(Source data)
########################################

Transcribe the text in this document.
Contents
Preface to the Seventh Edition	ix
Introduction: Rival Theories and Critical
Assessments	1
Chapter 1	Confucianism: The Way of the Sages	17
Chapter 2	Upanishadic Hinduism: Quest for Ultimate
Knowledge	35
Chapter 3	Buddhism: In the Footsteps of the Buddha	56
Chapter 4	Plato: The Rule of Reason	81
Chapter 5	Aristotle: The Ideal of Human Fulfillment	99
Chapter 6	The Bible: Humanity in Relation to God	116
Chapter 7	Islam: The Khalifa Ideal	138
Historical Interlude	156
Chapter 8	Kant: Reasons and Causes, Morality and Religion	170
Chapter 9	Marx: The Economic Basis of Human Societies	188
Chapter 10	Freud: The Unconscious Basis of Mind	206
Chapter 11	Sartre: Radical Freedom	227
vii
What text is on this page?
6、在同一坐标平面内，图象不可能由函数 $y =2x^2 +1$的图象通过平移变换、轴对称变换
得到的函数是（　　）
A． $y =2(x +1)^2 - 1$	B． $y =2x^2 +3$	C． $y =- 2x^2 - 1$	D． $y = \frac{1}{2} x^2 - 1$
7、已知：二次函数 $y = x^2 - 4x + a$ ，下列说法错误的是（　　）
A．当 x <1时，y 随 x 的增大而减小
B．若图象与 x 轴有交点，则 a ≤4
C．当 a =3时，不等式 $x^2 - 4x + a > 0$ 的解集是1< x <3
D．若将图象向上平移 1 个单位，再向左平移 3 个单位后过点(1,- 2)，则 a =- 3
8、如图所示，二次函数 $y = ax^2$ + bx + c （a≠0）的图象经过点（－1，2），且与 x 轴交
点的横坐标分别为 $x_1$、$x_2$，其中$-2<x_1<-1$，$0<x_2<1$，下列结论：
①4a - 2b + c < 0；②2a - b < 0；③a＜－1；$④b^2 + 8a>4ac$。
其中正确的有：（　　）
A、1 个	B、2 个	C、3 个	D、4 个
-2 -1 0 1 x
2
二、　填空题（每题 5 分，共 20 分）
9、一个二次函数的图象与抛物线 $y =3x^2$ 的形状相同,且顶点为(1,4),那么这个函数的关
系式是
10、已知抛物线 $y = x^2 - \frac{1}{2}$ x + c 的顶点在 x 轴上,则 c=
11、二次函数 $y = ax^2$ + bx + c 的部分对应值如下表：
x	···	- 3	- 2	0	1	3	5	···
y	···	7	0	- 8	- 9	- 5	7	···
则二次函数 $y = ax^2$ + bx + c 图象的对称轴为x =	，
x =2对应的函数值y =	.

########################################

### What the exercise asks
Using the listing above, please repeat every entry exactly.

### Result of the exercise
Transcribe the text in this document.
Contents
Preface to the Seventh Edition	ix
Introduction: Rival Theories and Critical
Assessments	1
Chapter 1	Confucianism: The Way of the Sages	17
Chapter 2	Upanishadic Hinduism: Quest for Ultimate
Knowledge	35
Chapter 3	Buddhism: In the Footsteps of the Buddha	56
Chapter 4	Plato: The Rule of Reason	81
Chapter 5	Aristotle: The Ideal of Human Fulfillment	99
Chapter 6	The Bible: Humanity in Relation to God	116
Chapter 7	Islam: The Khalifa Ideal	138
Historical Interlude	156
Chapter 8	Kant: Reasons and Causes, Morality and Religion	170
Chapter 9	Marx: The Economic Basis of Human Societies	188
Chapter 10	Freud: The Unconscious Basis of Mind	206
Chapter 11	Sartre: Radical Freedom	227
vii
What text is on this page?
6、在同一坐标平面内，图象不可能由函数 $y =2x^2 +1$的图象通过平移变换、轴对称变换
得到的函数是（　　）
A． $y =2(x +1)^2 - 1$	B． $y =2x^2 +3$	C． $y =- 2x^2 - 1$	D． $y = \frac{1}{2} x^2 - 1$
7、已知：二次函数 $y = x^2 - 4x + a$ ，下列说法错误的是（　　）
A．当 x <1时，y 随 x 的增大而减小
B．若图象与 x 轴有交点，则 a ≤4
C．当 a =3时，不等式 $x^2 - 4x + a > 0$ 的解集是1< x <3
D．若将图象向上平移 1 个单位，再向左平移 3 个单位后过点(1,- 2)，则 a =- 3
8、如图所示，二次函数 $y = ax^2$ + bx + c （a≠0）的图象经过点（－1，2），且与 x 轴交
点的横坐标分别为 $x_1$、$x_2$，其中$-2<x_1<-1$，$0<x_2<1$，下列结论：
①4a - 2b + c < 0；②2a - b < 0；③a＜－1；$④b^2 + 8a>4ac$。
其中正确的有：（　　）
A、1 个	B、2 个	C、3 个	D、4 个
-2 -1 0 1 x
2
二、　填空题（每题 5 分，共 20 分）
9、一个二次函数的图象与抛物线 $y =3x^2$ 的形状相同,且顶点为(1,4),那么这个函数的关
系式是
10、已知抛物线 $y = x^2 - \frac{1}{2}$ x + c 的顶点在 x 轴上,则 c=
11、二次函数 $y = ax^2$ + bx + c 的部分对应值如下表：
x	···	- 3	- 2	0	1	3	5	···
y	···	7	0	- 8	- 9	- 5	7	···
则二次函数 $y = ax^2$ + bx + c 图象的对称轴为x =	，
x =2对应的函数值y =	.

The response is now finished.